- _WHAT THE TASK ASKS_:
Copy the data precisely, keeping every character.

Collected data entries
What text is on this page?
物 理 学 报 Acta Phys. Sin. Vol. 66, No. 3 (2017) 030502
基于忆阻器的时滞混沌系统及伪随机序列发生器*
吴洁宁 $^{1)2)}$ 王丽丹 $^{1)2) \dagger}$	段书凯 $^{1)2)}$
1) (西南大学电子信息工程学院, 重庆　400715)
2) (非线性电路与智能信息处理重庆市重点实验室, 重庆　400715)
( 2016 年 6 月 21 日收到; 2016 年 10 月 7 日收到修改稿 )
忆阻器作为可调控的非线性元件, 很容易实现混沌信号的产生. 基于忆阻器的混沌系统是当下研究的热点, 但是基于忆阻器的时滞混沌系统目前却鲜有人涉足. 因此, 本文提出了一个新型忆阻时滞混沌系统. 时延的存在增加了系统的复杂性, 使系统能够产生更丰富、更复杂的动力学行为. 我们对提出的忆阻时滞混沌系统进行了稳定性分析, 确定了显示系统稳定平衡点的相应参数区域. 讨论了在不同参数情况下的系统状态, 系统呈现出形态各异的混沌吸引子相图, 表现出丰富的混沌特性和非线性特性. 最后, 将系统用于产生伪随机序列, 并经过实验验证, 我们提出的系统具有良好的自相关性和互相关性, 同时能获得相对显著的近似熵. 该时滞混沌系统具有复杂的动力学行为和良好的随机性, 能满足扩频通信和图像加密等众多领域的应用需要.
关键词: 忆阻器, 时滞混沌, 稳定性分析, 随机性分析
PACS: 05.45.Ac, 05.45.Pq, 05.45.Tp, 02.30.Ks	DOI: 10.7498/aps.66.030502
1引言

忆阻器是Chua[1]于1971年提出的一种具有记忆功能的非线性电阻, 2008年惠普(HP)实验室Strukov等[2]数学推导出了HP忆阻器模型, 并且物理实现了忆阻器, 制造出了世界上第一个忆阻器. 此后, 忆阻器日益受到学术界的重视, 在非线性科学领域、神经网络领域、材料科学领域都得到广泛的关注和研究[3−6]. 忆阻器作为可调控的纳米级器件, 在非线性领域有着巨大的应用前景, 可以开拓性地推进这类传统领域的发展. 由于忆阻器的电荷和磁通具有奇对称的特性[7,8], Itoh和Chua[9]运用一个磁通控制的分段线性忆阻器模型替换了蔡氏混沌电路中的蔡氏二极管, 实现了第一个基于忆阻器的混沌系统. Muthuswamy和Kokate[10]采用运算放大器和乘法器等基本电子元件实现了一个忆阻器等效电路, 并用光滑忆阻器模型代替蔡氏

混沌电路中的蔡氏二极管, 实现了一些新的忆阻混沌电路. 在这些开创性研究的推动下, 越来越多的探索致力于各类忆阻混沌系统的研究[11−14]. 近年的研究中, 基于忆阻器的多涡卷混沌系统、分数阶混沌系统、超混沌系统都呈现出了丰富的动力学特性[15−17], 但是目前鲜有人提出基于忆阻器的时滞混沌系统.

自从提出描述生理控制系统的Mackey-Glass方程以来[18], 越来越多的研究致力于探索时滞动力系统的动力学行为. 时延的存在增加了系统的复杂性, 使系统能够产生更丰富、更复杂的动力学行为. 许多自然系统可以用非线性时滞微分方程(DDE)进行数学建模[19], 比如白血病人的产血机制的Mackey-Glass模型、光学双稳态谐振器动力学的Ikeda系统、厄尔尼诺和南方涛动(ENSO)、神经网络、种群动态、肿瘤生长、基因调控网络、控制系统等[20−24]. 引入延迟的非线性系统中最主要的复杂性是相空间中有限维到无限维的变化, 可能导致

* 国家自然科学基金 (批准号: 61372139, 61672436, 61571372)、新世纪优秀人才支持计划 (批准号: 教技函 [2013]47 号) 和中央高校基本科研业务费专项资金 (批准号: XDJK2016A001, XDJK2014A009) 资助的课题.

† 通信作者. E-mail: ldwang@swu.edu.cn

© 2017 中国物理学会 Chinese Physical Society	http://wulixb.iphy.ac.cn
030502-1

- _EXERCISE SOLUTION_:
What text is on this page?
物 理 学 报 Acta Phys. Sin. Vol. 66, No. 3 (2017) 030502
基于忆阻器的时滞混沌系统及伪随机序列发生器*
吴洁宁 $^{1)2)}$ 王丽丹 $^{1)2) \dagger}$	段书凯 $^{1)2)}$
1) (西南大学电子信息工程学院, 重庆　400715)
2) (非线性电路与智能信息处理重庆市重点实验室, 重庆　400715)
( 2016 年 6 月 21 日收到; 2016 年 10 月 7 日收到修改稿 )
忆阻器作为可调控的非线性元件, 很容易实现混沌信号的产生. 基于忆阻器的混沌系统是当下研究的热点, 但是基于忆阻器的时滞混沌系统目前却鲜有人涉足. 因此, 本文提出了一个新型忆阻时滞混沌系统. 时延的存在增加了系统的复杂性, 使系统能够产生更丰富、更复杂的动力学行为. 我们对提出的忆阻时滞混沌系统进行了稳定性分析, 确定了显示系统稳定平衡点的相应参数区域. 讨论了在不同参数情况下的系统状态, 系统呈现出形态各异的混沌吸引子相图, 表现出丰富的混沌特性和非线性特性. 最后, 将系统用于产生伪随机序列, 并经过实验验证, 我们提出的系统具有良好的自相关性和互相关性, 同时能获得相对显著的近似熵. 该时滞混沌系统具有复杂的动力学行为和良好的随机性, 能满足扩频通信和图像加密等众多领域的应用需要.
关键词: 忆阻器, 时滞混沌, 稳定性分析, 随机性分析
PACS: 05.45.Ac, 05.45.Pq, 05.45.Tp, 02.30.Ks	DOI: 10.7498/aps.66.030502
1引言

忆阻器是Chua[1]于1971年提出的一种具有记忆功能的非线性电阻, 2008年惠普(HP)实验室Strukov等[2]数学推导出了HP忆阻器模型, 并且物理实现了忆阻器, 制造出了世界上第一个忆阻器. 此后, 忆阻器日益受到学术界的重视, 在非线性科学领域、神经网络领域、材料科学领域都得到广泛的关注和研究[3−6]. 忆阻器作为可调控的纳米级器件, 在非线性领域有着巨大的应用前景, 可以开拓性地推进这类传统领域的发展. 由于忆阻器的电荷和磁通具有奇对称的特性[7,8], Itoh和Chua[9]运用一个磁通控制的分段线性忆阻器模型替换了蔡氏混沌电路中的蔡氏二极管, 实现了第一个基于忆阻器的混沌系统. Muthuswamy和Kokate[10]采用运算放大器和乘法器等基本电子元件实现了一个忆阻器等效电路, 并用光滑忆阻器模型代替蔡氏

混沌电路中的蔡氏二极管, 实现了一些新的忆阻混沌电路. 在这些开创性研究的推动下, 越来越多的探索致力于各类忆阻混沌系统的研究[11−14]. 近年的研究中, 基于忆阻器的多涡卷混沌系统、分数阶混沌系统、超混沌系统都呈现出了丰富的动力学特性[15−17], 但是目前鲜有人提出基于忆阻器的时滞混沌系统.

自从提出描述生理控制系统的Mackey-Glass方程以来[18], 越来越多的研究致力于探索时滞动力系统的动力学行为. 时延的存在增加了系统的复杂性, 使系统能够产生更丰富、更复杂的动力学行为. 许多自然系统可以用非线性时滞微分方程(DDE)进行数学建模[19], 比如白血病人的产血机制的Mackey-Glass模型、光学双稳态谐振器动力学的Ikeda系统、厄尔尼诺和南方涛动(ENSO)、神经网络、种群动态、肿瘤生长、基因调控网络、控制系统等[20−24]. 引入延迟的非线性系统中最主要的复杂性是相空间中有限维到无限维的变化, 可能导致

* 国家自然科学基金 (批准号: 61372139, 61672436, 61571372)、新世纪优秀人才支持计划 (批准号: 教技函 [2013]47 号) 和中央高校基本科研业务费专项资金 (批准号: XDJK2016A001, XDJK2014A009) 资助的课题.

† 通信作者. E-mail: ldwang@swu.edu.cn

© 2017 中国物理学会 Chinese Physical Society	http://wulixb.iphy.ac.cn
030502-1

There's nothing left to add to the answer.